─── SUPPLIED MATERIAL ───

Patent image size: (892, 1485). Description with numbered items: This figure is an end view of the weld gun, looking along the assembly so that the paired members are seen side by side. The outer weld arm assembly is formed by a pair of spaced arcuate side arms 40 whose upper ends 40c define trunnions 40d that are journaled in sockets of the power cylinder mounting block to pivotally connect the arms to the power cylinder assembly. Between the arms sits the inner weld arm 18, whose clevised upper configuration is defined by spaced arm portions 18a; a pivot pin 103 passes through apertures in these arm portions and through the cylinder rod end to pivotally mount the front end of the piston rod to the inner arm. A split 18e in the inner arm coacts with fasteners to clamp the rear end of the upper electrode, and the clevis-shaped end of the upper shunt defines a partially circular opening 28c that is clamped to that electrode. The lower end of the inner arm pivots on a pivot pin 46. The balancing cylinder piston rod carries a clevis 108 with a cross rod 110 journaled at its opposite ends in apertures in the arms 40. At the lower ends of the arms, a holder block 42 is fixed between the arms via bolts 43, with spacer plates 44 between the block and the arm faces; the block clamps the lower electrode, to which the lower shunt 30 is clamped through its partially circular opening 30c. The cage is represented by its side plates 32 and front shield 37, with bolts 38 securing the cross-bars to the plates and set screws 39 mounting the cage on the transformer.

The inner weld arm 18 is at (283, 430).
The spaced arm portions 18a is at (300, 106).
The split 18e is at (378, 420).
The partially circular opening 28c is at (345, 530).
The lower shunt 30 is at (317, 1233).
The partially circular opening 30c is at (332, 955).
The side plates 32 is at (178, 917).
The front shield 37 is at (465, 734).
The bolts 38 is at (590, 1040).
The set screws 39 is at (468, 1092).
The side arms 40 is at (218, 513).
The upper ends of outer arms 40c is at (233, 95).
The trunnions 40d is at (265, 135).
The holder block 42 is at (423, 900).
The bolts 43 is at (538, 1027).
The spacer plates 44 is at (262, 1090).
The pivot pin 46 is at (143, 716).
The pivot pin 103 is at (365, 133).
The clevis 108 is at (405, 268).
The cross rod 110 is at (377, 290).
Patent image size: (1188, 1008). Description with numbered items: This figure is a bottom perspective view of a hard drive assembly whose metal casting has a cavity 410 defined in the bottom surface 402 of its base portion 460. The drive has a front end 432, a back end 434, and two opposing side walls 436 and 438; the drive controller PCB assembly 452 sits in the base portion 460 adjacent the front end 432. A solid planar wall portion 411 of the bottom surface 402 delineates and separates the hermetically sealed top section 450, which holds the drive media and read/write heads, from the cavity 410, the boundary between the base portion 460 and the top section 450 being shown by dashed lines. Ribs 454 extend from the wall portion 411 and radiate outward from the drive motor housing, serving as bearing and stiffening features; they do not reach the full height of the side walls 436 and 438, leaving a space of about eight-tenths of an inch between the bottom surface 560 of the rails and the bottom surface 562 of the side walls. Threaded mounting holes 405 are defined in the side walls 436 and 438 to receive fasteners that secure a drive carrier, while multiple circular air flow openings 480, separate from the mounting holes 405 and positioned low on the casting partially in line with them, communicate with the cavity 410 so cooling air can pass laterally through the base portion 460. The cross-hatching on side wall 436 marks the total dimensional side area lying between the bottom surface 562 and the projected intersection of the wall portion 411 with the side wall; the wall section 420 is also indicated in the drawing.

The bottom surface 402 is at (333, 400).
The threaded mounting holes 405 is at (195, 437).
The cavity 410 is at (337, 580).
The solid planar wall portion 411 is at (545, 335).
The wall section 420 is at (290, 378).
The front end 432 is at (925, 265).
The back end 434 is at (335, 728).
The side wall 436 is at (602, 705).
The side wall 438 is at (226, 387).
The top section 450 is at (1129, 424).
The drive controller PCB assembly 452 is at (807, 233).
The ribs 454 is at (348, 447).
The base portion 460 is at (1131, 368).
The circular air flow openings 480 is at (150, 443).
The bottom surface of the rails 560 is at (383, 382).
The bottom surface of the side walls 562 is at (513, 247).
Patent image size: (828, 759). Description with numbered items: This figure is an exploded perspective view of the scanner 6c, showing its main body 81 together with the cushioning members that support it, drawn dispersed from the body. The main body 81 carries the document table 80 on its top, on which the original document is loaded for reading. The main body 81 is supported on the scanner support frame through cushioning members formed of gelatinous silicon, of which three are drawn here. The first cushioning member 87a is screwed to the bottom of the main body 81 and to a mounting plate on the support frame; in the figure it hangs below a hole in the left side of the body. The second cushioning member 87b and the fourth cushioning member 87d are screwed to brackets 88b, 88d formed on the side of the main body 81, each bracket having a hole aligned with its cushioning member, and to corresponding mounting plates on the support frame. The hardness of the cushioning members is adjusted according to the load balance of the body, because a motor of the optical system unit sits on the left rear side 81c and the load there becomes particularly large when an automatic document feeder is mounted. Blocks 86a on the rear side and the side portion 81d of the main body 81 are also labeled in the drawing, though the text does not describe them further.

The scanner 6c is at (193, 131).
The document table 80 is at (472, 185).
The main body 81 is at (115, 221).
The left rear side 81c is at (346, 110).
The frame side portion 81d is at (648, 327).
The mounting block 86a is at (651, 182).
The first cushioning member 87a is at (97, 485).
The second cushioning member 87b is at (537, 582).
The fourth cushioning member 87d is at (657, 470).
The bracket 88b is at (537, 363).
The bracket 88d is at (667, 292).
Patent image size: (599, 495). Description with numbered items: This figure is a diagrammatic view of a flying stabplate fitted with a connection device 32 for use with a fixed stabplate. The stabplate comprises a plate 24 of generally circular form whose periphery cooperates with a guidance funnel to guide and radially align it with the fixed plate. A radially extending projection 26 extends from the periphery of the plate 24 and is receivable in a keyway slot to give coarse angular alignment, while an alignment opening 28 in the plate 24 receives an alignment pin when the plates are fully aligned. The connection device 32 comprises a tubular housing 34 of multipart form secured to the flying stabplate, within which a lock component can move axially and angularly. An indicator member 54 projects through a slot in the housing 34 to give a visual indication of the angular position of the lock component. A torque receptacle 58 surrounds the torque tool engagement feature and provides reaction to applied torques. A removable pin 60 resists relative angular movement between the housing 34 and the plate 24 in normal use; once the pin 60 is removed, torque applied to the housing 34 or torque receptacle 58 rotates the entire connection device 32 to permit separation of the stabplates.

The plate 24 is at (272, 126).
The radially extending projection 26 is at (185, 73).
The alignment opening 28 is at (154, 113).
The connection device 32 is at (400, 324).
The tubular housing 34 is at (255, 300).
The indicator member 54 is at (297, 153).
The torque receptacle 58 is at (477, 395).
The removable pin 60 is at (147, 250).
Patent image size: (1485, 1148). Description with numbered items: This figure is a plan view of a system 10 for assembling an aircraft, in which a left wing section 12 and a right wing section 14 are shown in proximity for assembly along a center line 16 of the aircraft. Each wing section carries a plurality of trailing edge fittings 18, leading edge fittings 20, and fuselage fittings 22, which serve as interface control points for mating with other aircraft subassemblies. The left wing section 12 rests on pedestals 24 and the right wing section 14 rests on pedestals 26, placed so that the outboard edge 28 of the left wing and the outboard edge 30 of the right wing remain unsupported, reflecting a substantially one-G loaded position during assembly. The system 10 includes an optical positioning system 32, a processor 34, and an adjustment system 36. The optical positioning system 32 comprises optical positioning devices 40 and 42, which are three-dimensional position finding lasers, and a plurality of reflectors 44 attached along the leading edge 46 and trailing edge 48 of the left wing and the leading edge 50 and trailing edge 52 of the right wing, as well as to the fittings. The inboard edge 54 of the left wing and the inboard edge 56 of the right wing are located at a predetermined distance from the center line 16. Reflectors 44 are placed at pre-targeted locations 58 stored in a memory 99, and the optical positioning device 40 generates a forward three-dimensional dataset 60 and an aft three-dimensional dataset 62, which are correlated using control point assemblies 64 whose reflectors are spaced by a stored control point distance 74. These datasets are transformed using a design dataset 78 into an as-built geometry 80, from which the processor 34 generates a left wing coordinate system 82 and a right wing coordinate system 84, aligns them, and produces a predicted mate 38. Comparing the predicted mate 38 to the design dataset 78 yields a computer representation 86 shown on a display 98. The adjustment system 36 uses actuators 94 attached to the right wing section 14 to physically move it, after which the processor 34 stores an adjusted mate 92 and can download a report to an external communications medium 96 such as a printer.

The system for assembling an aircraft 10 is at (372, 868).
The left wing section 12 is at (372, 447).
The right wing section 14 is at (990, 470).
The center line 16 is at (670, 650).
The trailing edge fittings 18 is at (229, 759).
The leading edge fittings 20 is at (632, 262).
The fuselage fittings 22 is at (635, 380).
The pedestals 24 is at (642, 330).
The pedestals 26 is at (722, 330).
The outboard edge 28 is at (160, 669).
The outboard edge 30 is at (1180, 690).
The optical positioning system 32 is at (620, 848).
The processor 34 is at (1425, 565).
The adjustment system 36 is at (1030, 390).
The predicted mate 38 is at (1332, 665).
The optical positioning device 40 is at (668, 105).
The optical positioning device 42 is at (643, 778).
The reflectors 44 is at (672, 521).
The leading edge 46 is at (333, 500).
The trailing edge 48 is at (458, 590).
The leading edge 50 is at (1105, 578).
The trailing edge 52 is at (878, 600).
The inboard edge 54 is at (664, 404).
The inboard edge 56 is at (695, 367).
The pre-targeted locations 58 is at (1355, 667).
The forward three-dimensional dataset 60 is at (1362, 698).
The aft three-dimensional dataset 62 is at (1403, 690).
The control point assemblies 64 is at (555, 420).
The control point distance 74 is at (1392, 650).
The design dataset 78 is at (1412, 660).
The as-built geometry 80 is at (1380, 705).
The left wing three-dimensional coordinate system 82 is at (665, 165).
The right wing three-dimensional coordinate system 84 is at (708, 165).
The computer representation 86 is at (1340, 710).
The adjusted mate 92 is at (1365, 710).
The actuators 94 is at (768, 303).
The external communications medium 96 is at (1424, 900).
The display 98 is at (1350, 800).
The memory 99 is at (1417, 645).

───

→ GIVEN PROBLEM
Give the lines of the listing from the line with "Patent image size: (828, 759)." up to and including the line with "The second cushioning member 87b is" as a numbered list, leaving out blank lines.

→ ANSWER IN FULL
1. Patent image size: (828, 759). Description with numbered items: This figure is an exploded perspective view of the scanner 6c, showing its main body 81 together with the cushioning members that support it, drawn dispersed from the body. The main body 81 carries the document table 80 on its top, on which the original document is loaded for reading. The main body 81 is supported on the scanner support frame through cushioning members formed of gelatinous silicon, of which three are drawn here. The first cushioning member 87a is screwed to the bottom of the main body 81 and to a mounting plate on the support frame; in the figure it hangs below a hole in the left side of the body. The second cushioning member 87b and the fourth cushioning member 87d are screwed to brackets 88b, 88d formed on the side of the main body 81, each bracket having a hole aligned with its cushioning member, and to corresponding mounting plates on the support frame. The hardness of the cushioning members is adjusted according to the load balance of the body, because a motor of the optical system unit sits on the left rear side 81c and the load there becomes particularly large when an automatic document feeder is mounted. Blocks 86a on the rear side and the side portion 81d of the main body 81 are also labeled in the drawing, though the text does not describe them further.
2. The scanner 6c is at (193, 131).
3. The document table 80 is at (472, 185).
4. The main body 81 is at (115, 221).
5. The left rear side 81c is at (346, 110).
6. The frame side portion 81d is at (648, 327).
7. The mounting block 86a is at (651, 182).
8. The first cushioning member 87a is at (97, 485).
9. The second cushioning member 87b is at (537, 582).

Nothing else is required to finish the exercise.